Below is a listing; copy all of it exactly.

[start of Records supplied]

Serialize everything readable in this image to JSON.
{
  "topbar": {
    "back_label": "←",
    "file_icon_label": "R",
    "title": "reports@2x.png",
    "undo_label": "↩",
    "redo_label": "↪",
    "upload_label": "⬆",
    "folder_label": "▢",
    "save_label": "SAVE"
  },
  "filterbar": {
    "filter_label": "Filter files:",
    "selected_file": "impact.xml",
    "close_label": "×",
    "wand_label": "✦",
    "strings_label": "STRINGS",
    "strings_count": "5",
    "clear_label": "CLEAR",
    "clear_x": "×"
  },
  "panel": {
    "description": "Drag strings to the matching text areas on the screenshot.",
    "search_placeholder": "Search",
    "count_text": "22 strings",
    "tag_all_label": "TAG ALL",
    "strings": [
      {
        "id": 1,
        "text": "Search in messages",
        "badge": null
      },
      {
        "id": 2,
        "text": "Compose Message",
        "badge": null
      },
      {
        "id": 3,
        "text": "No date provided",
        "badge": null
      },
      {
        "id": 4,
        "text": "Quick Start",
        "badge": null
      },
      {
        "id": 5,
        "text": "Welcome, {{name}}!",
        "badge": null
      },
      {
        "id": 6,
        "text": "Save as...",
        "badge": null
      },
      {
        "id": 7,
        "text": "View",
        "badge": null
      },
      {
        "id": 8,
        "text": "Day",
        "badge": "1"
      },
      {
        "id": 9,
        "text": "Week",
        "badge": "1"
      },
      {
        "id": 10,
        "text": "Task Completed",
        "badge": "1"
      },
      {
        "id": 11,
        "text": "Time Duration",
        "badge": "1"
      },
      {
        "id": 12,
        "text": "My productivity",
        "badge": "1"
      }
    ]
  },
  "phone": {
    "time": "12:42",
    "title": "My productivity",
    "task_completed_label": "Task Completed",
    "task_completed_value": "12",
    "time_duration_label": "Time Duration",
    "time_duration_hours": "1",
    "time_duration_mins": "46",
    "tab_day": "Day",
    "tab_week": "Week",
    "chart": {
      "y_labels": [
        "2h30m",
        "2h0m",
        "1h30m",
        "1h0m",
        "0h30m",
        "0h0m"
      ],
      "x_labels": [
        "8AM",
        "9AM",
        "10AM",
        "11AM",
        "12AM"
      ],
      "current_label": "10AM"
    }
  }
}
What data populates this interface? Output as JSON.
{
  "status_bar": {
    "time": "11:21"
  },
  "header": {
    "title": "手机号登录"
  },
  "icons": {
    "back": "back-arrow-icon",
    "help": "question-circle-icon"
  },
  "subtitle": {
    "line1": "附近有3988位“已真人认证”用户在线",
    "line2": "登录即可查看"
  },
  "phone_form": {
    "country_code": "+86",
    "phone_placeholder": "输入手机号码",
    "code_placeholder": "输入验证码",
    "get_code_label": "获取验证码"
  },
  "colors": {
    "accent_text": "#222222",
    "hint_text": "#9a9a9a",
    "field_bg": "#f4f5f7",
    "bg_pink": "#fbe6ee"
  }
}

[end of Records supplied]

▶ _Worked solution_
Serialize everything readable in this image to JSON.
{
  "topbar": {
    "back_label": "←",
    "file_icon_label": "R",
    "title": "reports@2x.png",
    "undo_label": "↩",
    "redo_label": "↪",
    "upload_label": "⬆",
    "folder_label": "▢",
    "save_label": "SAVE"
  },
  "filterbar": {
    "filter_label": "Filter files:",
    "selected_file": "impact.xml",
    "close_label": "×",
    "wand_label": "✦",
    "strings_label": "STRINGS",
    "strings_count": "5",
    "clear_label": "CLEAR",
    "clear_x": "×"
  },
  "panel": {
    "description": "Drag strings to the matching text areas on the screenshot.",
    "search_placeholder": "Search",
    "count_text": "22 strings",
    "tag_all_label": "TAG ALL",
    "strings": [
      {
        "id": 1,
        "text": "Search in messages",
        "badge": null
      },
      {
        "id": 2,
        "text": "Compose Message",
        "badge": null
      },
      {
        "id": 3,
        "text": "No date provided",
        "badge": null
      },
      {
        "id": 4,
        "text": "Quick Start",
        "badge": null
      },
      {
        "id": 5,
        "text": "Welcome, {{name}}!",
        "badge": null
      },
      {
        "id": 6,
        "text": "Save as...",
        "badge": null
      },
      {
        "id": 7,
        "text": "View",
        "badge": null
      },
      {
        "id": 8,
        "text": "Day",
        "badge": "1"
      },
      {
        "id": 9,
        "text": "Week",
        "badge": "1"
      },
      {
        "id": 10,
        "text": "Task Completed",
        "badge": "1"
      },
      {
        "id": 11,
        "text": "Time Duration",
        "badge": "1"
      },
      {
        "id": 12,
        "text": "My productivity",
        "badge": "1"
      }
    ]
  },
  "phone": {
    "time": "12:42",
    "title": "My productivity",
    "task_completed_label": "Task Completed",
    "task_completed_value": "12",
    "time_duration_label": "Time Duration",
    "time_duration_hours": "1",
    "time_duration_mins": "46",
    "tab_day": "Day",
    "tab_week": "Week",
    "chart": {
      "y_labels": [
        "2h30m",
        "2h0m",
        "1h30m",
        "1h0m",
        "0h30m",
        "0h0m"
      ],
      "x_labels": [
        "8AM",
        "9AM",
        "10AM",
        "11AM",
        "12AM"
      ],
      "current_label": "10AM"
    }
  }
}
What data populates this interface? Output as JSON.
{
  "status_bar": {
    "time": "11:21"
  },
  "header": {
    "title": "手机号登录"
  },
  "icons": {
    "back": "back-arrow-icon",
    "help": "question-circle-icon"
  },
  "subtitle": {
    "line1": "附近有3988位“已真人认证”用户在线",
    "line2": "登录即可查看"
  },
  "phone_form": {
    "country_code": "+86",
    "phone_placeholder": "输入手机号码",
    "code_placeholder": "输入验证码",
    "get_code_label": "获取验证码"
  },
  "colors": {
    "accent_text": "#222222",
    "hint_text": "#9a9a9a",
    "field_bg": "#f4f5f7",
    "bg_pink": "#fbe6ee"
  }
}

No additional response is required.